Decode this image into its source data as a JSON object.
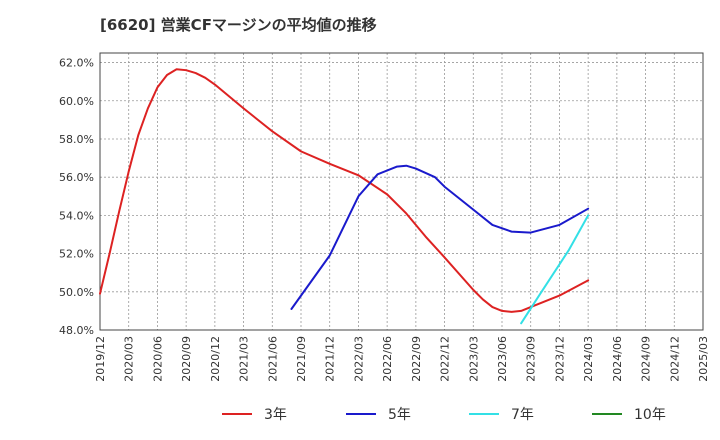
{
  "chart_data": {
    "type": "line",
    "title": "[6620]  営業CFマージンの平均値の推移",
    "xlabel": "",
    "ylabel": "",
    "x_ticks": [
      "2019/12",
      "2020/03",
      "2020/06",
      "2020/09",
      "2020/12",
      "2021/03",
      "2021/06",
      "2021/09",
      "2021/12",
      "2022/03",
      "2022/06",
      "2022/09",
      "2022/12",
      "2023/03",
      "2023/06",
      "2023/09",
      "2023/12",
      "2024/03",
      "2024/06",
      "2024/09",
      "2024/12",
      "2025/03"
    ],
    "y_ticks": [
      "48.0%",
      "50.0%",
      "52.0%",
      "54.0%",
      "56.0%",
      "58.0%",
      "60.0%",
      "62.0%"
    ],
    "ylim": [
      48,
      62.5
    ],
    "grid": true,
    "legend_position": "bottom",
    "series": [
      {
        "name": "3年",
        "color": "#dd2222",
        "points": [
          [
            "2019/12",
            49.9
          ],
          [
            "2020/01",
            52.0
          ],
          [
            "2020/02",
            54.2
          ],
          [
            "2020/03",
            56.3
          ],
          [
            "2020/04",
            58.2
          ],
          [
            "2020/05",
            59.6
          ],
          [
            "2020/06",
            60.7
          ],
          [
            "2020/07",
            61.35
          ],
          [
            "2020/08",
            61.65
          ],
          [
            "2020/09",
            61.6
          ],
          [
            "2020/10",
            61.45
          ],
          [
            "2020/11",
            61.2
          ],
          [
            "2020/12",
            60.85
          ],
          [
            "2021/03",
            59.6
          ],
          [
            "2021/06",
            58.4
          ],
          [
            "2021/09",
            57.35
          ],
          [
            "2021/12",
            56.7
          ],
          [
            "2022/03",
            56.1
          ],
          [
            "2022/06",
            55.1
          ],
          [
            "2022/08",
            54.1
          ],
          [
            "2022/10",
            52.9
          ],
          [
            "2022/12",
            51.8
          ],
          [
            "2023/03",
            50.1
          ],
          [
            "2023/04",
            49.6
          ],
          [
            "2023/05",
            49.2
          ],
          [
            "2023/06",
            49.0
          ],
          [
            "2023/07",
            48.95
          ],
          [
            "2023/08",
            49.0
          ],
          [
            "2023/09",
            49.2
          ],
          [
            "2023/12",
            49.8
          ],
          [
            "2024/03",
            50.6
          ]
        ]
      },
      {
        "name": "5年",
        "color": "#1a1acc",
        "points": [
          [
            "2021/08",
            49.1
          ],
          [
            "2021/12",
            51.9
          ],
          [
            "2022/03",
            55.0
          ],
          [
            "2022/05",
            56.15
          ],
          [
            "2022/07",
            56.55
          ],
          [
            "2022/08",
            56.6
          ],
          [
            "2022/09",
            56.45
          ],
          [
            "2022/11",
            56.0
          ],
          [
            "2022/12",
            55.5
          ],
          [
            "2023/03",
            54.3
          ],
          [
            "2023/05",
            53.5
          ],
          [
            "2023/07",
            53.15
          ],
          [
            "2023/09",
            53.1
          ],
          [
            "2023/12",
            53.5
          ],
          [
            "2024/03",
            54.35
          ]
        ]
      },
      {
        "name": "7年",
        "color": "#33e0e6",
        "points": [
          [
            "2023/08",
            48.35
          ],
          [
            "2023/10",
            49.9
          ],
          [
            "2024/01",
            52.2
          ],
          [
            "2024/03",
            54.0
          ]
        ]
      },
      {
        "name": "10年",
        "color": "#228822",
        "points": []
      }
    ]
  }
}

+++++

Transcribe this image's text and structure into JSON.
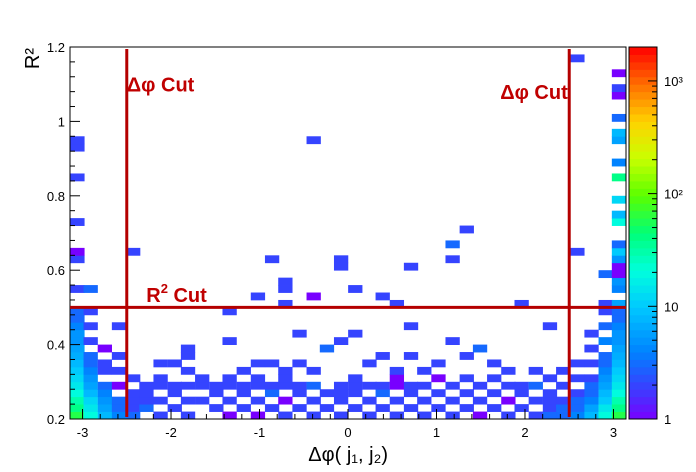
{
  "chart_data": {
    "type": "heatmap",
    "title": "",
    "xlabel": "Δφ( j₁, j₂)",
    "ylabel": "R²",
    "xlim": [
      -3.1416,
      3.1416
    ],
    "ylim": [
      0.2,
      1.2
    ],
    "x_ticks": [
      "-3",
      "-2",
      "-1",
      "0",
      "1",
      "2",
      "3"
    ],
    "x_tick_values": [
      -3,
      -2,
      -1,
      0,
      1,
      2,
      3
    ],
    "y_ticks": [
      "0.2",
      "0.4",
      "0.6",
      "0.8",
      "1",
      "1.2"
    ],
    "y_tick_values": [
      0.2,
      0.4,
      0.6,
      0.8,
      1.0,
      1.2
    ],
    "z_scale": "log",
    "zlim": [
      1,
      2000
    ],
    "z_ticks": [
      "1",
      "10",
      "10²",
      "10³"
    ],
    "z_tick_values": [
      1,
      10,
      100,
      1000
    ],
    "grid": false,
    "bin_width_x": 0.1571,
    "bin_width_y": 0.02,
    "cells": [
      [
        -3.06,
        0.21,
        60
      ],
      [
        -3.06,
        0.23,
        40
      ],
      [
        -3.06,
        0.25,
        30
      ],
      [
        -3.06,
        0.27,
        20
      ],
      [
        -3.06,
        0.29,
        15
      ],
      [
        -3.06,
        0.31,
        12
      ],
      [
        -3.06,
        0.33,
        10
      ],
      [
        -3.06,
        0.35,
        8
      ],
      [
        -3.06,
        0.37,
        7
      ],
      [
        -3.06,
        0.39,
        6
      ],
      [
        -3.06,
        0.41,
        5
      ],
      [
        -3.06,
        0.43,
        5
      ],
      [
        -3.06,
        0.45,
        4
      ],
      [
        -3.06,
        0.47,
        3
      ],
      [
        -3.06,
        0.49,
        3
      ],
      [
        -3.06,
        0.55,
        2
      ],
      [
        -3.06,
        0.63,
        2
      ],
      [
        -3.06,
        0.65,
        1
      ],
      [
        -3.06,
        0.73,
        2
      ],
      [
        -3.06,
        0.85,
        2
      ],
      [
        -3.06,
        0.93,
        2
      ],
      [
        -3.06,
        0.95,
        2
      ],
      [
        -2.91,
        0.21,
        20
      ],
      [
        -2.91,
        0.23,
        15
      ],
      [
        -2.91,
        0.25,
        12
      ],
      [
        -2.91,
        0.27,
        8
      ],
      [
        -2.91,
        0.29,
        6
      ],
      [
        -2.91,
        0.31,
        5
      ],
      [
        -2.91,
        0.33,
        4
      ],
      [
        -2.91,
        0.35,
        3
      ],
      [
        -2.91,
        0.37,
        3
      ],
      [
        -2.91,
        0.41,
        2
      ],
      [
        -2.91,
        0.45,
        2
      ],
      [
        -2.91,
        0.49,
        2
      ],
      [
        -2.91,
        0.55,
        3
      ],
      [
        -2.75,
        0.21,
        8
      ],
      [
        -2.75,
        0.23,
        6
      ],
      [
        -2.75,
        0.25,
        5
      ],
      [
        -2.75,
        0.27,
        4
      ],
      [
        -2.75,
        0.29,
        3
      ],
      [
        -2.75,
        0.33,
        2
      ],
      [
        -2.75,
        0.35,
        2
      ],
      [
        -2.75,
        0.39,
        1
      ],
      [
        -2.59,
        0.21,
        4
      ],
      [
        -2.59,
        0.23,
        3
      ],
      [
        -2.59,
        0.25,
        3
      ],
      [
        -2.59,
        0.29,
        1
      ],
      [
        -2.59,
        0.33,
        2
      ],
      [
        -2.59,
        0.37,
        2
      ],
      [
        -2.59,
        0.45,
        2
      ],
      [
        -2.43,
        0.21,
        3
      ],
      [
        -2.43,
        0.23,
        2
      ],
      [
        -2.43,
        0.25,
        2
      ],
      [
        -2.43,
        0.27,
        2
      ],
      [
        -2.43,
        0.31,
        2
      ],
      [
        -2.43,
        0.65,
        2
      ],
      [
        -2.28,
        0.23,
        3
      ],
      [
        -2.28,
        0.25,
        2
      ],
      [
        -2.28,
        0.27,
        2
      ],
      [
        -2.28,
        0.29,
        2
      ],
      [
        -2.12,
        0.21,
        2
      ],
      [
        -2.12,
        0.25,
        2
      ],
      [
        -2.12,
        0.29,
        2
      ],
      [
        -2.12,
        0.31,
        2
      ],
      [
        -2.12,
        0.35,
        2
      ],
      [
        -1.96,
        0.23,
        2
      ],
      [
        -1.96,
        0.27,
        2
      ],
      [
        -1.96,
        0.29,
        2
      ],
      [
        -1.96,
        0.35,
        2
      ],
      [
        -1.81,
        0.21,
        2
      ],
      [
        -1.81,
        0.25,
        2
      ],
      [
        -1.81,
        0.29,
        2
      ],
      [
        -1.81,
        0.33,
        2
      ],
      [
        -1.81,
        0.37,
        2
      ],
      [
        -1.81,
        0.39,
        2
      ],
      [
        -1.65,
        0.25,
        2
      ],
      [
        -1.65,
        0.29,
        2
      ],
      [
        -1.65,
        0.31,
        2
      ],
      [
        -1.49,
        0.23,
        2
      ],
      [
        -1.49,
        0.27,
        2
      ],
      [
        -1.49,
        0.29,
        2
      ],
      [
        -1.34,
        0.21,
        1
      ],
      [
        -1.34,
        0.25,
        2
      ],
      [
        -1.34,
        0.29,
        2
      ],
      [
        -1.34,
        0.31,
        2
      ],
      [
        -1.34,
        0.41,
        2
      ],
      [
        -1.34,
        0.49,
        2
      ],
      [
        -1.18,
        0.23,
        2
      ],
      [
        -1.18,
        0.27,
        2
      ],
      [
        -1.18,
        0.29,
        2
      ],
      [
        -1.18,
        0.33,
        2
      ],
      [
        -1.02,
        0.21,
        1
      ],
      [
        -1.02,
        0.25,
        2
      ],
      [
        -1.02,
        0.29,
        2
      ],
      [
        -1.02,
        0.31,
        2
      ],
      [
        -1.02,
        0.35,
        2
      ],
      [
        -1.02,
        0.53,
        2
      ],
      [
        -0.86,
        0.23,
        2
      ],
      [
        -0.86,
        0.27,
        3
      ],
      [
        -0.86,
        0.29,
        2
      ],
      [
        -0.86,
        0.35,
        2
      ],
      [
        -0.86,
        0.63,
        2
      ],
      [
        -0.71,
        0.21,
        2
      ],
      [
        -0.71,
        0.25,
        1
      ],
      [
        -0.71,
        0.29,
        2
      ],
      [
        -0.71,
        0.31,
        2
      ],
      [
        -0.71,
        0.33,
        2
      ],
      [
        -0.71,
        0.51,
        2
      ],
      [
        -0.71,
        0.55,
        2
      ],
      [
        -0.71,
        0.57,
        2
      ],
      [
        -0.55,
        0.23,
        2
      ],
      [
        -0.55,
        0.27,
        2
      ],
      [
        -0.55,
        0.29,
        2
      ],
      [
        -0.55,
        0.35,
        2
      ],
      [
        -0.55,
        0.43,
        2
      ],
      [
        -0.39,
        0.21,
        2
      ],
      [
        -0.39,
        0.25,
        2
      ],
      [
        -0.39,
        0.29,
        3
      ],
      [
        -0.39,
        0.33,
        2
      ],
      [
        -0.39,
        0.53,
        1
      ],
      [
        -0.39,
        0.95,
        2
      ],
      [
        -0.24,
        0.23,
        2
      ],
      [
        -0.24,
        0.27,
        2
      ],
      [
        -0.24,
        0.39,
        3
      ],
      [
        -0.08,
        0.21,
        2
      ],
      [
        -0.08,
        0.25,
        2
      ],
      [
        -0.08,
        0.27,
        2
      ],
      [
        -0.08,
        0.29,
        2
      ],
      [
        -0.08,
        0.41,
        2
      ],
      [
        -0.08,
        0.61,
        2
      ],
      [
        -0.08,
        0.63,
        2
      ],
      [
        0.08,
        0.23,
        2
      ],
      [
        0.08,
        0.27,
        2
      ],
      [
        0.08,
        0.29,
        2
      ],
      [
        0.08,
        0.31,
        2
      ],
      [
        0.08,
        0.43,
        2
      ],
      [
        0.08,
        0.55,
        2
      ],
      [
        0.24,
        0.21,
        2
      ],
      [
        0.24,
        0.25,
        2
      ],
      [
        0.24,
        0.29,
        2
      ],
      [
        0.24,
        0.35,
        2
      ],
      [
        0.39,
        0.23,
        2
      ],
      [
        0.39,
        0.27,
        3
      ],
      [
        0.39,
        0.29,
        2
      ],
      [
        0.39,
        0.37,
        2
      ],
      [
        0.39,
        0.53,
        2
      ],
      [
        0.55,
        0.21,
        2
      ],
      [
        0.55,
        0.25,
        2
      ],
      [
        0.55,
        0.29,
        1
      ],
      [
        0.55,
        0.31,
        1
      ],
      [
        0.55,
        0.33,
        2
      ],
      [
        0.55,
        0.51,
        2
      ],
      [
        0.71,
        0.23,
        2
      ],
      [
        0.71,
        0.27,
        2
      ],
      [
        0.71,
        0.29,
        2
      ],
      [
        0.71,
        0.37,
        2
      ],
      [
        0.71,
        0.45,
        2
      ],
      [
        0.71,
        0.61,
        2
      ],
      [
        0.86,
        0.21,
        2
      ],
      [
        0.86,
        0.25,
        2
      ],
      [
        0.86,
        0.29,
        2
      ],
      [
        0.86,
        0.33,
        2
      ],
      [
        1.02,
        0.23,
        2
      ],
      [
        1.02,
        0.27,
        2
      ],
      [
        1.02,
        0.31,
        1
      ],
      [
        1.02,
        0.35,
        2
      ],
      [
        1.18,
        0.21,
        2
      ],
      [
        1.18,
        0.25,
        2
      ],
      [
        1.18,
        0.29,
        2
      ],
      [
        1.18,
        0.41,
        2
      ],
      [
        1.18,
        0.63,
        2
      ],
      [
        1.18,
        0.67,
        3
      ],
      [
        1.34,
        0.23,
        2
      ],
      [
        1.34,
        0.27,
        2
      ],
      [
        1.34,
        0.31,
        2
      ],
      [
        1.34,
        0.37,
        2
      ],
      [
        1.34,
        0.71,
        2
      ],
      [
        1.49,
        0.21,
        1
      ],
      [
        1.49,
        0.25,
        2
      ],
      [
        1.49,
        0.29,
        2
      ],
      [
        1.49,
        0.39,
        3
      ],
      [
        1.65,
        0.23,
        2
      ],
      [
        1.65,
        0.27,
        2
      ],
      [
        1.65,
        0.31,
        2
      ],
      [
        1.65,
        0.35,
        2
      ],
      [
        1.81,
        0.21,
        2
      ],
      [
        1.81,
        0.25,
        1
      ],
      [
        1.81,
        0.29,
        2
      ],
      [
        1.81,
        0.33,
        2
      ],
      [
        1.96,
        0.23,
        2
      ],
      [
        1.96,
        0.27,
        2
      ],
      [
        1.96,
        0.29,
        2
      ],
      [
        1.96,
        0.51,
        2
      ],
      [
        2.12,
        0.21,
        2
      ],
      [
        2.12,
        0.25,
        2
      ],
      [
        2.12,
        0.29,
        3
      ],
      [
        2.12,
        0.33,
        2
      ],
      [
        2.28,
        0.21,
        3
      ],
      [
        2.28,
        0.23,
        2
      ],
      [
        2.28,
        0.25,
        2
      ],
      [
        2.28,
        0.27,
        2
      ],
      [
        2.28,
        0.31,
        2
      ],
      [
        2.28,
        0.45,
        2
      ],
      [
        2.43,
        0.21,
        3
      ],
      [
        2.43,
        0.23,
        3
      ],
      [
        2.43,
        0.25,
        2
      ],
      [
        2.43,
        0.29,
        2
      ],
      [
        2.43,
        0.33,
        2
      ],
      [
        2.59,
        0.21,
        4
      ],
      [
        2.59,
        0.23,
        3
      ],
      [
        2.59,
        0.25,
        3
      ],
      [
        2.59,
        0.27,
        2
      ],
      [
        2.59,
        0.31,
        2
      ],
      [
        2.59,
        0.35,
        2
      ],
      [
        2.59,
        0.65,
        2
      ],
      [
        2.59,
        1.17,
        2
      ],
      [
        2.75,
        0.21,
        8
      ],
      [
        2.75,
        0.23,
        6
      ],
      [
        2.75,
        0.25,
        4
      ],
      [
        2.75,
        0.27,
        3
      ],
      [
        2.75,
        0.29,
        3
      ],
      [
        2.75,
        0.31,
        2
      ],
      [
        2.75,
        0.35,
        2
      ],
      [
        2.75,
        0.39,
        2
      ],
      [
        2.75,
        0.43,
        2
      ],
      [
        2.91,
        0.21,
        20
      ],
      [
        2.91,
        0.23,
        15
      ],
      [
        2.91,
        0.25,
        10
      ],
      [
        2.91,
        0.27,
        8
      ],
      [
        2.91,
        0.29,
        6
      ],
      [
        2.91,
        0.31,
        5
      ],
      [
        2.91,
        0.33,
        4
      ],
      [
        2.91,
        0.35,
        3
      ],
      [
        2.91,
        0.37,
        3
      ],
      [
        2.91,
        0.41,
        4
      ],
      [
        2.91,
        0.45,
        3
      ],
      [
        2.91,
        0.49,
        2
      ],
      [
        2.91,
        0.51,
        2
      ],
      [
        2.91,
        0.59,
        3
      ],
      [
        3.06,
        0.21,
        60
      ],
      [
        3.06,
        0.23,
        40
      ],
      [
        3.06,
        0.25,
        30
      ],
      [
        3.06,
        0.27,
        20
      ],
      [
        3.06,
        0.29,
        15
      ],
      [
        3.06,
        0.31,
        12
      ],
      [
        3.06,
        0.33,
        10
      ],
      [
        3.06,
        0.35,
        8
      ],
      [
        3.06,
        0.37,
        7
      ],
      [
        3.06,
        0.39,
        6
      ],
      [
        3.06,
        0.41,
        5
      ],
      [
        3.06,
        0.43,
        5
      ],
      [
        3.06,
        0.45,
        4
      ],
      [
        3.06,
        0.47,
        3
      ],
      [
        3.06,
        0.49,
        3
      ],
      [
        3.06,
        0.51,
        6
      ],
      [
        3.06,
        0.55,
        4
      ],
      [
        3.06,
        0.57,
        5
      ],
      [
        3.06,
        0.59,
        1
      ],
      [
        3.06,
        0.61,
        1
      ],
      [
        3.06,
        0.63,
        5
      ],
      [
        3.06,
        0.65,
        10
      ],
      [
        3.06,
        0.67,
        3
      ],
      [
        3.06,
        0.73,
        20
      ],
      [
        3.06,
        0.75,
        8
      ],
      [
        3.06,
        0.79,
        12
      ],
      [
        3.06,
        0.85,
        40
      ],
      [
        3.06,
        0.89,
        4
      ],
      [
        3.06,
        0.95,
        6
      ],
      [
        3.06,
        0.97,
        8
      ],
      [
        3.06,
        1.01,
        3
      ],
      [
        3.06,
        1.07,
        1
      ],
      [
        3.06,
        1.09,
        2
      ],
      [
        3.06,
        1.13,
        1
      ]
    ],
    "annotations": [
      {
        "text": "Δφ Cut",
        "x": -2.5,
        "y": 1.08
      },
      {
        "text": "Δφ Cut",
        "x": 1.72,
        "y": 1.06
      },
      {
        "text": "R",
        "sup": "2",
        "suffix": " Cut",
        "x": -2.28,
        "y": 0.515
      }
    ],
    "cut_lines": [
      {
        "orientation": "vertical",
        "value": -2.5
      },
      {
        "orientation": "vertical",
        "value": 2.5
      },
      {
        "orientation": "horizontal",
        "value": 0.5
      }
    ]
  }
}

+++++

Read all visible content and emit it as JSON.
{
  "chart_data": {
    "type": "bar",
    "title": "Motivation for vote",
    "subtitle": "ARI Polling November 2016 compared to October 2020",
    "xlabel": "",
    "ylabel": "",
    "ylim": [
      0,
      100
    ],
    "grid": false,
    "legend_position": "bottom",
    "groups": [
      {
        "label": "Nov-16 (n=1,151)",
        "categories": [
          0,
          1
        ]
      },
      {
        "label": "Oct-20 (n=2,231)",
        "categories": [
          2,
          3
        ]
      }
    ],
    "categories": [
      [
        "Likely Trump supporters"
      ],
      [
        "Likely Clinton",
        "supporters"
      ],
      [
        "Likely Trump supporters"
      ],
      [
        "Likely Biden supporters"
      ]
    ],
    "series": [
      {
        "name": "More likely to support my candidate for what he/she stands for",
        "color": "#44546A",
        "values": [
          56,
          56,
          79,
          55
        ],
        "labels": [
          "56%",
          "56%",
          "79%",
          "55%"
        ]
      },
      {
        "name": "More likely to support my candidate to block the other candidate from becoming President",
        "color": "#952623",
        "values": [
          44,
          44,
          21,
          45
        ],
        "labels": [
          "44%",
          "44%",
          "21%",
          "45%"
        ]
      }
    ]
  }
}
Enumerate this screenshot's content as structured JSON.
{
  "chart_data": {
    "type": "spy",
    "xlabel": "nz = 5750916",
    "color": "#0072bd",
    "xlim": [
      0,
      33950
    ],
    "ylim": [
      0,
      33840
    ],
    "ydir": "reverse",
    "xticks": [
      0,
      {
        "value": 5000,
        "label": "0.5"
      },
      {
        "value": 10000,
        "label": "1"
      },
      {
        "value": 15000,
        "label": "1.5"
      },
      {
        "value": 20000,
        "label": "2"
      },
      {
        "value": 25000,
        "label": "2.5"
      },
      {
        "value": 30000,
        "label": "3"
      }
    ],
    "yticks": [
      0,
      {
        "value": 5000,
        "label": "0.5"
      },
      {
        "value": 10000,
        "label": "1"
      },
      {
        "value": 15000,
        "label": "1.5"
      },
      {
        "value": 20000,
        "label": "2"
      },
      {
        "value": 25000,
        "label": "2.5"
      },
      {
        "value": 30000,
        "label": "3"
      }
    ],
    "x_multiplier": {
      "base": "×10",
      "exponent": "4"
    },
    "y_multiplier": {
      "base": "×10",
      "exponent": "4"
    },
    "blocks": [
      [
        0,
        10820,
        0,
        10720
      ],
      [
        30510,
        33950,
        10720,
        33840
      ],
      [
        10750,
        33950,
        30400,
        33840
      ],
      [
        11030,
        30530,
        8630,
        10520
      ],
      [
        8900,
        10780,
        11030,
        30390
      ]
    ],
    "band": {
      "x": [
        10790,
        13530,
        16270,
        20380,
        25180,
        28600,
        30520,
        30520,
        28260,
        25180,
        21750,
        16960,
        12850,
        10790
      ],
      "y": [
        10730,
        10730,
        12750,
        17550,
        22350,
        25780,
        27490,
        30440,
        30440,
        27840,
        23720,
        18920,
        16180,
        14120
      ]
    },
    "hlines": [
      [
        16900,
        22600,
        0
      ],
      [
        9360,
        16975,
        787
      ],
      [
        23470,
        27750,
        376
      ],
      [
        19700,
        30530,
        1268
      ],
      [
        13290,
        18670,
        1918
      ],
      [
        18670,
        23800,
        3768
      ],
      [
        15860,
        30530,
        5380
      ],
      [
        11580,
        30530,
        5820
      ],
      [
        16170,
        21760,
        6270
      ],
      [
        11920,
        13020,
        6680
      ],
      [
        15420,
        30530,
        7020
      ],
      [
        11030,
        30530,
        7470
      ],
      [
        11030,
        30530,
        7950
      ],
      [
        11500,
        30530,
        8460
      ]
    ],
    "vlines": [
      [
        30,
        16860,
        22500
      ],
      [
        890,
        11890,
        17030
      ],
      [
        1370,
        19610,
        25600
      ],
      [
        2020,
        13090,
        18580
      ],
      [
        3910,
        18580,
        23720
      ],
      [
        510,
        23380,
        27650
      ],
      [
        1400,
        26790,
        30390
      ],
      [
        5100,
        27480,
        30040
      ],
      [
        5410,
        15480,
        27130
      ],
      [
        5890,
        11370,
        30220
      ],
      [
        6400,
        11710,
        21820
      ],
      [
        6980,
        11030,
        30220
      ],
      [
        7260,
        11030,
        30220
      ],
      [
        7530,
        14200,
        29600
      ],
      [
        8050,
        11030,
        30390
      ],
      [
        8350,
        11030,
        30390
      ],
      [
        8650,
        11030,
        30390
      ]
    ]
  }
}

+++++

Check each line above for the string "xlabel", then copy the ones that have it.

§ Task answer:
    "xlabel": "",
    "xlabel": "Δφ( j₁, j₂)",
    "xlabel": "",
    "xlabel": "nz = 5750916",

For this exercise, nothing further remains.